DOCUMENT EXTRACT ▸
****

# Income tax



## gwizzzzz (Apr 21, 2013)

I work in the oil industry in Canada and have long rotations so really can live anywhere i am considering buying a home in Mexico and commuting to work in Canada, i will be out of Canada for more than 183 days per year and am unsure how this will effect my income tax.


----------



## TundraGreen (Jul 15, 2010)

gwizzzzz said:


> I work in the oil industry in Canada and have long rotations so really can live anywhere i am considering buying a home in Mexico and commuting to work in Canada, i will be out of Canada for more than 183 days per year and am unsure how this will effect my income tax.


You could take a look at Convention Between the Government of Canada and the Government of the United Mexican States

Article 4 discusses residency, Article 14, income tax. In general, it seems to be written in pretty clear straightforward language.


----------



## tepetapan (Sep 30, 2010)

Looks like you will still pay the same taxes, although that is secondary in my mind.
Setting up, buying a place in Mexico has many advantages in your line of work. 
Owning a place in Mexico gives you the incentive to hang tough when working, thinking about the great weather, food and people in you new home town. Buying a place in Mexico is a great investment if you do your homework. 20 years from now you will have a home, bought and paid for, that you can always use at little out of pocket cost. 
I think it is a great idea and a smart investment.


----------

****

SUPPLIED ENTRIES ▸
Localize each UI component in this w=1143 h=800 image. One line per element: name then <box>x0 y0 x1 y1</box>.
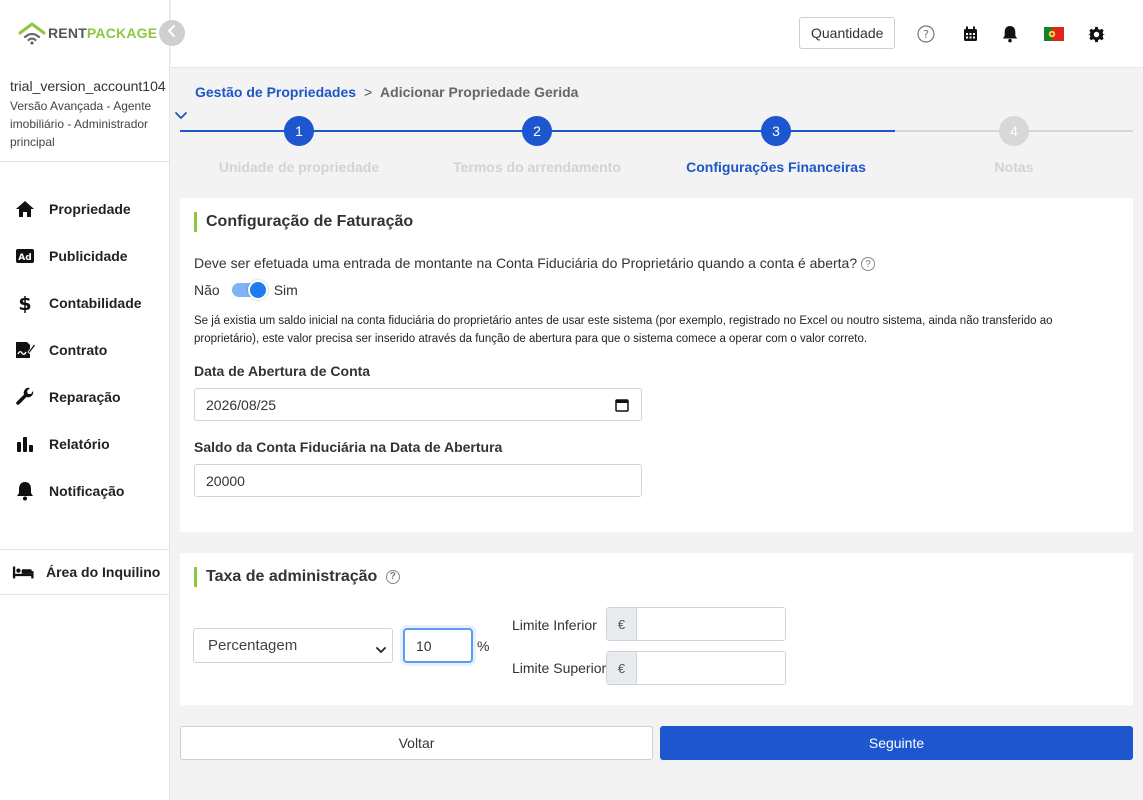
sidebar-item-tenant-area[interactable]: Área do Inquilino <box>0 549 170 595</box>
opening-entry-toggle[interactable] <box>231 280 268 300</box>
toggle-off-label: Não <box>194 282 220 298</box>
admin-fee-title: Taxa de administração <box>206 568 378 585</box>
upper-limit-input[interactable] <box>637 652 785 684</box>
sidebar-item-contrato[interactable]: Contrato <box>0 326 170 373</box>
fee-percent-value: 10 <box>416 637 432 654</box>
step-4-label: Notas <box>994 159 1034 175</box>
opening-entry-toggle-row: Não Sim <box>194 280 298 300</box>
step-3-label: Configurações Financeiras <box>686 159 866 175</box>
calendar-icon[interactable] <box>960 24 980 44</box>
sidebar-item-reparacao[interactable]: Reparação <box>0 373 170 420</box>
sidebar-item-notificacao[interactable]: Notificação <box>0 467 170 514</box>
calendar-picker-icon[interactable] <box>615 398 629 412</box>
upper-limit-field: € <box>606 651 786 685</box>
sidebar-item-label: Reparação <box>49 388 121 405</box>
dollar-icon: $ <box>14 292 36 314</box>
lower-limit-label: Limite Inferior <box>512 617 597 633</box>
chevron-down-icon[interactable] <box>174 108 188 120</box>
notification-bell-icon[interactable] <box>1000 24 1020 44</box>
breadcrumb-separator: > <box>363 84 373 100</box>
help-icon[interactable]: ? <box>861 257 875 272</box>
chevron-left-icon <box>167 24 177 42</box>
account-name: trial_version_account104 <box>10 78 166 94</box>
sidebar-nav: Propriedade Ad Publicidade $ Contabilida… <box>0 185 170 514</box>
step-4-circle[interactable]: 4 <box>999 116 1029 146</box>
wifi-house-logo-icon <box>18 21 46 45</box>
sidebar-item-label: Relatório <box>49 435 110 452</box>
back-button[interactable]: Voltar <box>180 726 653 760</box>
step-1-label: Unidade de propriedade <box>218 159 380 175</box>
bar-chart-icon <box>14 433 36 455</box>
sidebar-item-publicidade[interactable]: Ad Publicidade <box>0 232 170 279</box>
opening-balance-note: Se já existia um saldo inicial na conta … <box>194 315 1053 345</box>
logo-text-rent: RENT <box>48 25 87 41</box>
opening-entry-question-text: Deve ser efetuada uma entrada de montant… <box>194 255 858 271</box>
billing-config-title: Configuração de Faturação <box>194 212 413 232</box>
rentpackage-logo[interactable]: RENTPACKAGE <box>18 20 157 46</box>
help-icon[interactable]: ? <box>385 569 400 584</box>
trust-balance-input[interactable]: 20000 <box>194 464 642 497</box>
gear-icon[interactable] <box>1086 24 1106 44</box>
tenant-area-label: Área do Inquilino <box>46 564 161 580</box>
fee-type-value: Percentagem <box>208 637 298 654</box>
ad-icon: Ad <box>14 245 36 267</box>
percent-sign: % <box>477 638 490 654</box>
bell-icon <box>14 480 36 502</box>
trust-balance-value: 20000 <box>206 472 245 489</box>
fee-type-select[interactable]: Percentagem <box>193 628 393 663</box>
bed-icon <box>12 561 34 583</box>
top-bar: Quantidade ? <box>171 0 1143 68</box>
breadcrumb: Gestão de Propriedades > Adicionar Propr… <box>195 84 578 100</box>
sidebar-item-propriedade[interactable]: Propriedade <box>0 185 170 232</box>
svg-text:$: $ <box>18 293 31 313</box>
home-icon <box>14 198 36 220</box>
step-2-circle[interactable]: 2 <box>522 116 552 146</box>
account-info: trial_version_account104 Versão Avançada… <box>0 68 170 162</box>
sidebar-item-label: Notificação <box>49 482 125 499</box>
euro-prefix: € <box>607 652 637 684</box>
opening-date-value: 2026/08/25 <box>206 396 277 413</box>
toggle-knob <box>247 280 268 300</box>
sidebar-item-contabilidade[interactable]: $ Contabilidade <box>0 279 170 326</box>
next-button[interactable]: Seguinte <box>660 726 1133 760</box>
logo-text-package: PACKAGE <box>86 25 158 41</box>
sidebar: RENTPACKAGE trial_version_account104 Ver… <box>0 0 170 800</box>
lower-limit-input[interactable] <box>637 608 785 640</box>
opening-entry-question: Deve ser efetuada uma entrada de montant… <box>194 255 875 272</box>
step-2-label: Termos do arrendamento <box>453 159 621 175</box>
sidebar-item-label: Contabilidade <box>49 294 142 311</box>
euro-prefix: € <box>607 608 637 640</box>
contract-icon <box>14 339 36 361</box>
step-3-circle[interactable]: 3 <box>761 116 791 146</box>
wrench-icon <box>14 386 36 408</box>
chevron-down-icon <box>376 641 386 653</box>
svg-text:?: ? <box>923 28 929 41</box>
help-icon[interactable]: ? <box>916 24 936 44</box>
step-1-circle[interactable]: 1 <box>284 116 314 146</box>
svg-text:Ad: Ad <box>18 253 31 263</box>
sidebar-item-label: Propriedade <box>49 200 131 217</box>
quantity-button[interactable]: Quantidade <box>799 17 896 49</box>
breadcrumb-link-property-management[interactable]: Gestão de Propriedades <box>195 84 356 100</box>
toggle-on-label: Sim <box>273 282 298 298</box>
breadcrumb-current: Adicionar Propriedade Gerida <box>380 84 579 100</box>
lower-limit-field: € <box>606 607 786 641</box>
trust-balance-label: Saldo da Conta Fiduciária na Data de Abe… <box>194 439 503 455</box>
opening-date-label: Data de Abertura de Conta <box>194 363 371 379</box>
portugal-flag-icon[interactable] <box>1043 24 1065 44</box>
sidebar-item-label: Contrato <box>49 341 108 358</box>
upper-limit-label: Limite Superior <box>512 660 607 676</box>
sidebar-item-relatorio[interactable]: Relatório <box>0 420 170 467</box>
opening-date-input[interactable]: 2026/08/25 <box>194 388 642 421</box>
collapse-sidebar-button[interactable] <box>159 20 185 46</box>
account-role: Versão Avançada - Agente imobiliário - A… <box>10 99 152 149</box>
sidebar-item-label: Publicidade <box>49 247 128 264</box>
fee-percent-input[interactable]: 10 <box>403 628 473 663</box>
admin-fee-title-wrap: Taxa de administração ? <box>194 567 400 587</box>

****

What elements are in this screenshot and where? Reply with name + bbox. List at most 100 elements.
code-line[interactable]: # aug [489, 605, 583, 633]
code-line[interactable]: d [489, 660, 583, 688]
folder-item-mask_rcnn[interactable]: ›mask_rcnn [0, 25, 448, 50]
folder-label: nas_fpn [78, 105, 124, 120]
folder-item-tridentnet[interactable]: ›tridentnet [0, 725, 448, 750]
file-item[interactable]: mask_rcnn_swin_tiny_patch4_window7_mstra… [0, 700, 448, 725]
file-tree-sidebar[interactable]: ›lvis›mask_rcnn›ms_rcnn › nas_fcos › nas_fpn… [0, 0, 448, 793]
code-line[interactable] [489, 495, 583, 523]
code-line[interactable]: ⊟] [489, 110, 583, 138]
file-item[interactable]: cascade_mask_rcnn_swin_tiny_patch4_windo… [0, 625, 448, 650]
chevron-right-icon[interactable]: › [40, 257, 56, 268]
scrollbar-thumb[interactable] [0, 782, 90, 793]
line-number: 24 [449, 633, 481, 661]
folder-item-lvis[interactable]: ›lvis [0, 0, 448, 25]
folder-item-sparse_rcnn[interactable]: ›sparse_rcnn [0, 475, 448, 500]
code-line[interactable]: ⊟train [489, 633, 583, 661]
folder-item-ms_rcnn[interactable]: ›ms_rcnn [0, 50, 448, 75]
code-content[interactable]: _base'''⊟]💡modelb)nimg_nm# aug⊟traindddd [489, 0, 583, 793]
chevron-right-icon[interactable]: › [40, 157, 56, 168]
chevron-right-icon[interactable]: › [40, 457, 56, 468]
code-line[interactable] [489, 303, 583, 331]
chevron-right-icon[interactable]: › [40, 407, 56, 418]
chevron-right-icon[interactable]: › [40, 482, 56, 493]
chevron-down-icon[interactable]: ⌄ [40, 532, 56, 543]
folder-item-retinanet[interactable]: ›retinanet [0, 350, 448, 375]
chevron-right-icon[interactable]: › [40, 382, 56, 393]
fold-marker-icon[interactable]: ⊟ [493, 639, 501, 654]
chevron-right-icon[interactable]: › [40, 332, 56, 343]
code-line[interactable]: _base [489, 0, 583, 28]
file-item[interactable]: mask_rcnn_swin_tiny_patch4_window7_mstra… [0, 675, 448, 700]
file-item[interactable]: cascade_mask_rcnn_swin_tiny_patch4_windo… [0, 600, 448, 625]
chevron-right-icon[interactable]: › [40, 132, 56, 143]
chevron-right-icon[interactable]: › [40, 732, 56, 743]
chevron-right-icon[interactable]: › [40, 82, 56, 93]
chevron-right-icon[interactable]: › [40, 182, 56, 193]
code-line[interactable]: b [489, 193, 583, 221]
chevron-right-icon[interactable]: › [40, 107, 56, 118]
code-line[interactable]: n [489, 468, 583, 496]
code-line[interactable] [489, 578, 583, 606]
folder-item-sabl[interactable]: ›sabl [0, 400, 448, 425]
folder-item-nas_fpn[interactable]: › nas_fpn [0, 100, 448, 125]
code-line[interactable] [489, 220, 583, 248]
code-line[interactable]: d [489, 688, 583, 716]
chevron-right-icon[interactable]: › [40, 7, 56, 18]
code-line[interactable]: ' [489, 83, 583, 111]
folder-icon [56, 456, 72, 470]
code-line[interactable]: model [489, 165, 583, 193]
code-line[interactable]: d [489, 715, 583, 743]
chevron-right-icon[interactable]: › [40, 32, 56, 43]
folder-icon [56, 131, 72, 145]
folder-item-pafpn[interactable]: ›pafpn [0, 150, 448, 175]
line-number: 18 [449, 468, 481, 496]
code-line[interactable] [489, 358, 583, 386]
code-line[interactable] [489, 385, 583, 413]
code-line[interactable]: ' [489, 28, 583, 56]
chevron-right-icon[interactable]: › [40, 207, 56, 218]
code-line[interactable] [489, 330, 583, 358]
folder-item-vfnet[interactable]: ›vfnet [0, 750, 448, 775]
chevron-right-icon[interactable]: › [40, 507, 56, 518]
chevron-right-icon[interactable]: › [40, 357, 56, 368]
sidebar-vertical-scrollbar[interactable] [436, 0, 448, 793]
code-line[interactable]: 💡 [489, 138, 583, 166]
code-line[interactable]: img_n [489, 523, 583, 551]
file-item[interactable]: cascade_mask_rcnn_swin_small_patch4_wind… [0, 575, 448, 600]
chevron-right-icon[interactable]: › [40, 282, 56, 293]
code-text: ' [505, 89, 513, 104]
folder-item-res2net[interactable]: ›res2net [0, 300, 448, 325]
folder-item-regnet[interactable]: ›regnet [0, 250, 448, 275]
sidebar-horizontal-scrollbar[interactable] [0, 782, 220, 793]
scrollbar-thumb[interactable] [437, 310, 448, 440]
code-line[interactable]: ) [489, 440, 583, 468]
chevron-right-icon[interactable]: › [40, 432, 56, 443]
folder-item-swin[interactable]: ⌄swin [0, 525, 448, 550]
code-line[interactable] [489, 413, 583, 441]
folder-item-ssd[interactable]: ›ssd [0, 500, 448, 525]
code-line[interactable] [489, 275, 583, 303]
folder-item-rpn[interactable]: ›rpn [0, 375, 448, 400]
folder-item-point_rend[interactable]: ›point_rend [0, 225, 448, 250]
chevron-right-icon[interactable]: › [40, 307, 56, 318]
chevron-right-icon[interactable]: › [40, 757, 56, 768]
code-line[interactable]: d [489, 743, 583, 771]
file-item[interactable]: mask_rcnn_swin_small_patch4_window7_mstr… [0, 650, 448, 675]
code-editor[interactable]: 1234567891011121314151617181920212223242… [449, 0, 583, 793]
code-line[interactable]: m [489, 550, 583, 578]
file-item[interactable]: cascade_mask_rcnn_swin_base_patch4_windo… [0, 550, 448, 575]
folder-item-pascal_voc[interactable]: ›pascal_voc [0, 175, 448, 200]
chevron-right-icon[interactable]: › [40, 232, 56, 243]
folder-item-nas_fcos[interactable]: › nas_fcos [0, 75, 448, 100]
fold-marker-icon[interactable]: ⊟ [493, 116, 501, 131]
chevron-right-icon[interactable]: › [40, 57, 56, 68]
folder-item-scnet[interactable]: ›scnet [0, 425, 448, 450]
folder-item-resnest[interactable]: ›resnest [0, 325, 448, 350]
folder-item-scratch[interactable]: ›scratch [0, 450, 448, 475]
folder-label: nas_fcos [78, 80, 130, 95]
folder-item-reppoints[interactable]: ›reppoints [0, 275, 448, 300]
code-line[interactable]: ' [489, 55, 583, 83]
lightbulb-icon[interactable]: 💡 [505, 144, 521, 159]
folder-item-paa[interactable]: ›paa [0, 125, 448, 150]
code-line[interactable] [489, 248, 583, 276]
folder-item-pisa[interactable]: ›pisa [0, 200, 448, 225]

****

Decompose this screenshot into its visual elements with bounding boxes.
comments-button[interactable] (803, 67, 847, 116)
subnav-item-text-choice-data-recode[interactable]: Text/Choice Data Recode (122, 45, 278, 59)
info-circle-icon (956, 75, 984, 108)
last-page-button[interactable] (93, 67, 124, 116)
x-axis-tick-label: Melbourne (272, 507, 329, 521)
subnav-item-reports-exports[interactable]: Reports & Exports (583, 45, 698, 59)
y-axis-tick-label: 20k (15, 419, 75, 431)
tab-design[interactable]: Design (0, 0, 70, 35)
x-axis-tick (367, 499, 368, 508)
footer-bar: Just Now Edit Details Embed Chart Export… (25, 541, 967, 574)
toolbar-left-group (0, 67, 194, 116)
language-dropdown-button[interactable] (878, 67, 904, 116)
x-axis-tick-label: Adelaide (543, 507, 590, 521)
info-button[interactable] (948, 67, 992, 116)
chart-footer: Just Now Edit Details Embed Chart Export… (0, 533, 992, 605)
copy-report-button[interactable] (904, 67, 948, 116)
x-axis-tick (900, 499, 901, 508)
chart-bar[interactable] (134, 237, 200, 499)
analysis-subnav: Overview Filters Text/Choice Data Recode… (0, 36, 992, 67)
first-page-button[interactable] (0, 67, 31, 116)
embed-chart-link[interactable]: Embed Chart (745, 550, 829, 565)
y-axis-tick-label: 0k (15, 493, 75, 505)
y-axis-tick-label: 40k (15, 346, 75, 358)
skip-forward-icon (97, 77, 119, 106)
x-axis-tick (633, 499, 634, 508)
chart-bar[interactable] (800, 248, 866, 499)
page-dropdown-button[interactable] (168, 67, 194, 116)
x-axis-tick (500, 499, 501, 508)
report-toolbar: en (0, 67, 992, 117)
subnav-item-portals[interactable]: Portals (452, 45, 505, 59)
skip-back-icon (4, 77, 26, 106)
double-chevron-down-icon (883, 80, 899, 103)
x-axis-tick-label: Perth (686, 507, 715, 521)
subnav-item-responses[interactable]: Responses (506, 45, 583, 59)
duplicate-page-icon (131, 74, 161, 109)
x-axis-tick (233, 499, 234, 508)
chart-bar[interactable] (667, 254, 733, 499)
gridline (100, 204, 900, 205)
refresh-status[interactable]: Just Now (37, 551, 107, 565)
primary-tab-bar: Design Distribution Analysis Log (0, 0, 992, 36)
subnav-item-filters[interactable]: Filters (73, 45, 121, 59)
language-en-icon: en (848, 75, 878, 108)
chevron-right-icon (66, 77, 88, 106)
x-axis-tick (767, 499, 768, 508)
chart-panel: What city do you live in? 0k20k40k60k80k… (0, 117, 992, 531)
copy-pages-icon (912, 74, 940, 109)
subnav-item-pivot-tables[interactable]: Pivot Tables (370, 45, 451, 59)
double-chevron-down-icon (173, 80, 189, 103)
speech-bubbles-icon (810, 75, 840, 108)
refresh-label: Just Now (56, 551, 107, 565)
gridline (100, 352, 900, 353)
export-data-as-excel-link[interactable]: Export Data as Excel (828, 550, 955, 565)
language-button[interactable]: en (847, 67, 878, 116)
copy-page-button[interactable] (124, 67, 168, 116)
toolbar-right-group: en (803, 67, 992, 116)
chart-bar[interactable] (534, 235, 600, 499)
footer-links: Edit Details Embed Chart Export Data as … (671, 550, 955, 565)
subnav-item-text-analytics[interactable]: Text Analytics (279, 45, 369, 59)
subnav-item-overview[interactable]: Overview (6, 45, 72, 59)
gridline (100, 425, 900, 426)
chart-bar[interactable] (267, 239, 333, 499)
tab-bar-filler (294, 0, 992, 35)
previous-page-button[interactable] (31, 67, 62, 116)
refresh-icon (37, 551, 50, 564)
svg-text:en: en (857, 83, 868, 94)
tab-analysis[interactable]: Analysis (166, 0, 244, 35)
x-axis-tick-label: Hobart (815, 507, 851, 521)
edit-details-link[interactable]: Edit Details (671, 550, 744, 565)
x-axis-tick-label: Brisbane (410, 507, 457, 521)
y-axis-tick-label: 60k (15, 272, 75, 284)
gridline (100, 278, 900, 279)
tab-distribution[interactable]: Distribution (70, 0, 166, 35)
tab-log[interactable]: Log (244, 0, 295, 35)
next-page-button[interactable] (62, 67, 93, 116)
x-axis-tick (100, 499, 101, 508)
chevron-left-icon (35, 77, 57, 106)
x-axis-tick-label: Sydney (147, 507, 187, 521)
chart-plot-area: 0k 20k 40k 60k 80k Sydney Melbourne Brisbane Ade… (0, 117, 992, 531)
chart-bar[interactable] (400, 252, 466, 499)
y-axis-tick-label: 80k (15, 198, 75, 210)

****

JOB ▸ Please retype the stretch of the income tax thread from "Setting up, buying" through "of pocket cost." word for word. The data has no connection to the forum thread on income tax.

FINAL RESULT ▸
Setting up, buying a place in Mexico has many advantages in your line of work. 
Owning a place in Mexico gives you the incentive to hang tough when working, thinking about the great weather, food and people in you new home town. Buying a place in Mexico is a great investment if you do your homework. 20 years from now you will have a home, bought and paid for, that you can always use at little out of pocket cost.